-- BEGIN Material to process --
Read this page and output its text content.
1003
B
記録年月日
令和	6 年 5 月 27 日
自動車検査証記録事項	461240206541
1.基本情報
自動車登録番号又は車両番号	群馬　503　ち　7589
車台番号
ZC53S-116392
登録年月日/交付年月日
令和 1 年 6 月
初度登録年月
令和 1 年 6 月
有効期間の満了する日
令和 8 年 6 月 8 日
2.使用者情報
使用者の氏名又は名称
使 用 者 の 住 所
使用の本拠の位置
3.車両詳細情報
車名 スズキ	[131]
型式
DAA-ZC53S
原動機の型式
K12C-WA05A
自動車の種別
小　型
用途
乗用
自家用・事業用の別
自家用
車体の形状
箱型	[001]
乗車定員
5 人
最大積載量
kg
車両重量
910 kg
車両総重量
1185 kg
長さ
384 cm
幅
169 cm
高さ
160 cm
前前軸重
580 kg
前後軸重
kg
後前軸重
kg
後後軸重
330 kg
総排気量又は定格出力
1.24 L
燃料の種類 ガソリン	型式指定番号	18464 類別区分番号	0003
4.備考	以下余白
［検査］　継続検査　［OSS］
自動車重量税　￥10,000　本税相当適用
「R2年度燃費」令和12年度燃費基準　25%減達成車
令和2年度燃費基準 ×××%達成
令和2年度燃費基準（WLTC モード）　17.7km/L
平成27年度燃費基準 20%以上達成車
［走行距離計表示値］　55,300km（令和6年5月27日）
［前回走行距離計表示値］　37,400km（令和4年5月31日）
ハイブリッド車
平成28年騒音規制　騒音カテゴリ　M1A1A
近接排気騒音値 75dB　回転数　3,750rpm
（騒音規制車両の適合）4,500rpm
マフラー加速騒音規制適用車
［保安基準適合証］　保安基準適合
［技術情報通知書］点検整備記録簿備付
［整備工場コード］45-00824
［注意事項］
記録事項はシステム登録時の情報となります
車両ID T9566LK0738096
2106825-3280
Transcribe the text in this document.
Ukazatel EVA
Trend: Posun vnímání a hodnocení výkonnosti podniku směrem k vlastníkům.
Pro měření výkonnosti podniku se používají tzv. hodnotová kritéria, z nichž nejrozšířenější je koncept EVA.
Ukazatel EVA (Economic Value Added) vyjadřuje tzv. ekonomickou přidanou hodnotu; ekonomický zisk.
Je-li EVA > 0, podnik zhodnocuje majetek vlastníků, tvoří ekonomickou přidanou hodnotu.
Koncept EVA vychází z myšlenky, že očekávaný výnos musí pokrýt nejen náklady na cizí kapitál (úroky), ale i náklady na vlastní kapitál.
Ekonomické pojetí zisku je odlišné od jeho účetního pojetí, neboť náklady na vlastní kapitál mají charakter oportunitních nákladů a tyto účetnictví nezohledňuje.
-- END Material to process --
**Task details**
Which lines include the word "náklady"? List them all.

**Output for this exercise**
Koncept EVA vychází z myšlenky, že očekávaný výnos musí pokrýt nejen náklady na cizí kapitál (úroky), ale i náklady na vlastní kapitál.
Ekonomické pojetí zisku je odlišné od jeho účetního pojetí, neboť náklady na vlastní kapitál mají charakter oportunitních nákladů a tyto účetnictví nezohledňuje.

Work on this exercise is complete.